__INSTRUCTIONS FOR THE TASK__: Give the data below again exactly as written, without its pictures.

__DATA__:
※ ※ ※

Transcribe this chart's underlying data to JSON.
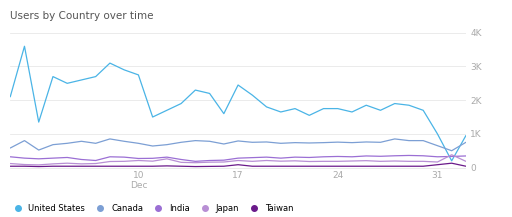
{
  "title": "Users by Country over time",
  "x_ticks": [
    10,
    17,
    24,
    31
  ],
  "x_tick_labels": [
    "10\nDec",
    "17",
    "24",
    "31"
  ],
  "ylim": [
    -50,
    4200
  ],
  "y_ticks": [
    0,
    1000,
    2000,
    3000,
    4000
  ],
  "y_tick_labels": [
    "0",
    "1K",
    "2K",
    "3K",
    "4K"
  ],
  "background_color": "#ffffff",
  "grid_color": "#e8e8e8",
  "series": {
    "United States": {
      "color": "#4ab4e6",
      "x": [
        1,
        2,
        3,
        4,
        5,
        6,
        7,
        8,
        9,
        10,
        11,
        12,
        13,
        14,
        15,
        16,
        17,
        18,
        19,
        20,
        21,
        22,
        23,
        24,
        25,
        26,
        27,
        28,
        29,
        30,
        31,
        32,
        33
      ],
      "y": [
        2100,
        3600,
        1350,
        2700,
        2500,
        2600,
        2700,
        3100,
        2900,
        2750,
        1500,
        1700,
        1900,
        2300,
        2200,
        1600,
        2450,
        2150,
        1800,
        1650,
        1750,
        1550,
        1750,
        1750,
        1650,
        1850,
        1700,
        1900,
        1850,
        1700,
        1000,
        200,
        950
      ]
    },
    "Canada": {
      "color": "#7c9fd4",
      "x": [
        1,
        2,
        3,
        4,
        5,
        6,
        7,
        8,
        9,
        10,
        11,
        12,
        13,
        14,
        15,
        16,
        17,
        18,
        19,
        20,
        21,
        22,
        23,
        24,
        25,
        26,
        27,
        28,
        29,
        30,
        31,
        32,
        33
      ],
      "y": [
        580,
        800,
        520,
        680,
        720,
        780,
        720,
        850,
        780,
        720,
        640,
        680,
        750,
        800,
        780,
        700,
        790,
        750,
        760,
        720,
        740,
        730,
        740,
        755,
        740,
        760,
        750,
        850,
        800,
        800,
        650,
        500,
        750
      ]
    },
    "India": {
      "color": "#9b6fd4",
      "x": [
        1,
        2,
        3,
        4,
        5,
        6,
        7,
        8,
        9,
        10,
        11,
        12,
        13,
        14,
        15,
        16,
        17,
        18,
        19,
        20,
        21,
        22,
        23,
        24,
        25,
        26,
        27,
        28,
        29,
        30,
        31,
        32,
        33
      ],
      "y": [
        320,
        280,
        260,
        280,
        300,
        240,
        210,
        320,
        310,
        270,
        275,
        310,
        240,
        185,
        210,
        220,
        280,
        295,
        310,
        280,
        310,
        300,
        320,
        330,
        320,
        345,
        335,
        350,
        360,
        350,
        320,
        330,
        345
      ]
    },
    "Japan": {
      "color": "#b88fd4",
      "x": [
        1,
        2,
        3,
        4,
        5,
        6,
        7,
        8,
        9,
        10,
        11,
        12,
        13,
        14,
        15,
        16,
        17,
        18,
        19,
        20,
        21,
        22,
        23,
        24,
        25,
        26,
        27,
        28,
        29,
        30,
        31,
        32,
        33
      ],
      "y": [
        120,
        90,
        80,
        110,
        130,
        110,
        120,
        180,
        185,
        210,
        190,
        260,
        155,
        145,
        160,
        165,
        210,
        185,
        210,
        190,
        200,
        180,
        185,
        185,
        195,
        205,
        185,
        195,
        185,
        185,
        165,
        380,
        185
      ]
    },
    "Taiwan": {
      "color": "#6a1a8a",
      "x": [
        1,
        2,
        3,
        4,
        5,
        6,
        7,
        8,
        9,
        10,
        11,
        12,
        13,
        14,
        15,
        16,
        17,
        18,
        19,
        20,
        21,
        22,
        23,
        24,
        25,
        26,
        27,
        28,
        29,
        30,
        31,
        32,
        33
      ],
      "y": [
        40,
        40,
        30,
        40,
        40,
        40,
        40,
        40,
        40,
        40,
        40,
        50,
        40,
        30,
        35,
        40,
        85,
        40,
        40,
        40,
        40,
        40,
        40,
        40,
        40,
        40,
        40,
        40,
        40,
        40,
        85,
        130,
        40
      ]
    }
  },
  "legend_order": [
    "United States",
    "Canada",
    "India",
    "Japan",
    "Taiwan"
  ]
}
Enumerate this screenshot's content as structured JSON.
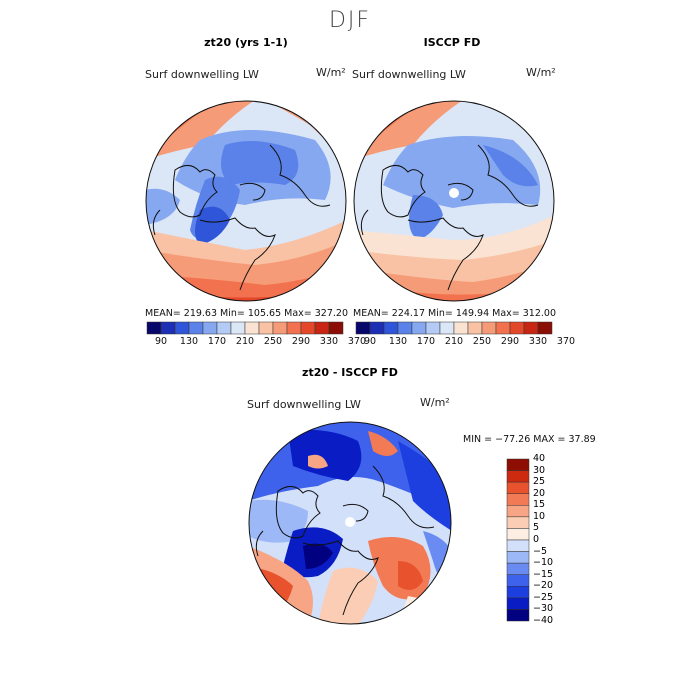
{
  "season": "DJF",
  "panels": [
    {
      "title": "zt20 (yrs 1-1)",
      "variable": "Surf downwelling LW",
      "units": "W/m²",
      "stats": "MEAN= 219.63   Min= 105.65   Max= 327.20"
    },
    {
      "title": "ISCCP FD",
      "variable": "Surf downwelling LW",
      "units": "W/m²",
      "stats": "MEAN= 224.17   Min= 149.94   Max= 312.00"
    },
    {
      "title": "zt20 - ISCCP FD",
      "variable": "Surf downwelling LW",
      "units": "W/m²",
      "stats": "MIN = −77.26  MAX =  37.89"
    }
  ],
  "top_colorbar": {
    "colors": [
      "#08086b",
      "#1c2fb5",
      "#2f55d8",
      "#5a82e8",
      "#86a8f0",
      "#b3cbf5",
      "#dbe6f7",
      "#fbe3d3",
      "#f9c2a4",
      "#f69b77",
      "#f2724f",
      "#e4482b",
      "#c72612",
      "#8a0d06"
    ],
    "tick_labels": [
      "90",
      "130",
      "170",
      "210",
      "250",
      "290",
      "330",
      "370"
    ]
  },
  "diff_colorbar": {
    "colors": [
      "#000080",
      "#0a1dc4",
      "#1e3fe0",
      "#3e62ec",
      "#6a8cf2",
      "#9db8f6",
      "#d2e0fa",
      "#fdeee4",
      "#fbcdb5",
      "#f7a584",
      "#f27a55",
      "#e8532e",
      "#cd2a10",
      "#8f0e03"
    ],
    "tick_labels": [
      "40",
      "30",
      "25",
      "20",
      "15",
      "10",
      "5",
      "0",
      "−5",
      "−10",
      "−15",
      "−20",
      "−25",
      "−30",
      "−40"
    ]
  },
  "colors": {
    "coastline": "#111111",
    "missing": "#ffffff"
  }
}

※ ※ ※

__EXERCISE RESPONSE__:
Transcribe this chart's underlying data to JSON.
{
  "title": "Users by Country over time",
  "x_ticks": [
    10,
    17,
    24,
    31
  ],
  "x_tick_labels": [
    "10\nDec",
    "17",
    "24",
    "31"
  ],
  "ylim": [
    -50,
    4200
  ],
  "y_ticks": [
    0,
    1000,
    2000,
    3000,
    4000
  ],
  "y_tick_labels": [
    "0",
    "1K",
    "2K",
    "3K",
    "4K"
  ],
  "background_color": "#ffffff",
  "grid_color": "#e8e8e8",
  "series": {
    "United States": {
      "color": "#4ab4e6",
      "x": [
        1,
        2,
        3,
        4,
        5,
        6,
        7,
        8,
        9,
        10,
        11,
        12,
        13,
        14,
        15,
        16,
        17,
        18,
        19,
        20,
        21,
        22,
        23,
        24,
        25,
        26,
        27,
        28,
        29,
        30,
        31,
        32,
        33
      ],
      "y": [
        2100,
        3600,
        1350,
        2700,
        2500,
        2600,
        2700,
        3100,
        2900,
        2750,
        1500,
        1700,
        1900,
        2300,
        2200,
        1600,
        2450,
        2150,
        1800,
        1650,
        1750,
        1550,
        1750,
        1750,
        1650,
        1850,
        1700,
        1900,
        1850,
        1700,
        1000,
        200,
        950
      ]
    },
    "Canada": {
      "color": "#7c9fd4",
      "x": [
        1,
        2,
        3,
        4,
        5,
        6,
        7,
        8,
        9,
        10,
        11,
        12,
        13,
        14,
        15,
        16,
        17,
        18,
        19,
        20,
        21,
        22,
        23,
        24,
        25,
        26,
        27,
        28,
        29,
        30,
        31,
        32,
        33
      ],
      "y": [
        580,
        800,
        520,
        680,
        720,
        780,
        720,
        850,
        780,
        720,
        640,
        680,
        750,
        800,
        780,
        700,
        790,
        750,
        760,
        720,
        740,
        730,
        740,
        755,
        740,
        760,
        750,
        850,
        800,
        800,
        650,
        500,
        750
      ]
    },
    "India": {
      "color": "#9b6fd4",
      "x": [
        1,
        2,
        3,
        4,
        5,
        6,
        7,
        8,
        9,
        10,
        11,
        12,
        13,
        14,
        15,
        16,
        17,
        18,
        19,
        20,
        21,
        22,
        23,
        24,
        25,
        26,
        27,
        28,
        29,
        30,
        31,
        32,
        33
      ],
      "y": [
        320,
        280,
        260,
        280,
        300,
        240,
        210,
        320,
        310,
        270,
        275,
        310,
        240,
        185,
        210,
        220,
        280,
        295,
        310,
        280,
        310,
        300,
        320,
        330,
        320,
        345,
        335,
        350,
        360,
        350,
        320,
        330,
        345
      ]
    },
    "Japan": {
      "color": "#b88fd4",
      "x": [
        1,
        2,
        3,
        4,
        5,
        6,
        7,
        8,
        9,
        10,
        11,
        12,
        13,
        14,
        15,
        16,
        17,
        18,
        19,
        20,
        21,
        22,
        23,
        24,
        25,
        26,
        27,
        28,
        29,
        30,
        31,
        32,
        33
      ],
      "y": [
        120,
        90,
        80,
        110,
        130,
        110,
        120,
        180,
        185,
        210,
        190,
        260,
        155,
        145,
        160,
        165,
        210,
        185,
        210,
        190,
        200,
        180,
        185,
        185,
        195,
        205,
        185,
        195,
        185,
        185,
        165,
        380,
        185
      ]
    },
    "Taiwan": {
      "color": "#6a1a8a",
      "x": [
        1,
        2,
        3,
        4,
        5,
        6,
        7,
        8,
        9,
        10,
        11,
        12,
        13,
        14,
        15,
        16,
        17,
        18,
        19,
        20,
        21,
        22,
        23,
        24,
        25,
        26,
        27,
        28,
        29,
        30,
        31,
        32,
        33
      ],
      "y": [
        40,
        40,
        30,
        40,
        40,
        40,
        40,
        40,
        40,
        40,
        40,
        50,
        40,
        30,
        35,
        40,
        85,
        40,
        40,
        40,
        40,
        40,
        40,
        40,
        40,
        40,
        40,
        40,
        40,
        40,
        85,
        130,
        40
      ]
    }
  },
  "legend_order": [
    "United States",
    "Canada",
    "India",
    "Japan",
    "Taiwan"
  ]
}
Enumerate this screenshot's content as structured JSON.
{
  "season": "DJF",
  "panels": [
    {
      "title": "zt20 (yrs 1-1)",
      "variable": "Surf downwelling LW",
      "units": "W/m²",
      "stats": "MEAN= 219.63   Min= 105.65   Max= 327.20"
    },
    {
      "title": "ISCCP FD",
      "variable": "Surf downwelling LW",
      "units": "W/m²",
      "stats": "MEAN= 224.17   Min= 149.94   Max= 312.00"
    },
    {
      "title": "zt20 - ISCCP FD",
      "variable": "Surf downwelling LW",
      "units": "W/m²",
      "stats": "MIN = −77.26  MAX =  37.89"
    }
  ],
  "top_colorbar": {
    "colors": [
      "#08086b",
      "#1c2fb5",
      "#2f55d8",
      "#5a82e8",
      "#86a8f0",
      "#b3cbf5",
      "#dbe6f7",
      "#fbe3d3",
      "#f9c2a4",
      "#f69b77",
      "#f2724f",
      "#e4482b",
      "#c72612",
      "#8a0d06"
    ],
    "tick_labels": [
      "90",
      "130",
      "170",
      "210",
      "250",
      "290",
      "330",
      "370"
    ]
  },
  "diff_colorbar": {
    "colors": [
      "#000080",
      "#0a1dc4",
      "#1e3fe0",
      "#3e62ec",
      "#6a8cf2",
      "#9db8f6",
      "#d2e0fa",
      "#fdeee4",
      "#fbcdb5",
      "#f7a584",
      "#f27a55",
      "#e8532e",
      "#cd2a10",
      "#8f0e03"
    ],
    "tick_labels": [
      "40",
      "30",
      "25",
      "20",
      "15",
      "10",
      "5",
      "0",
      "−5",
      "−10",
      "−15",
      "−20",
      "−25",
      "−30",
      "−40"
    ]
  },
  "colors": {
    "coastline": "#111111",
    "missing": "#ffffff"
  }
}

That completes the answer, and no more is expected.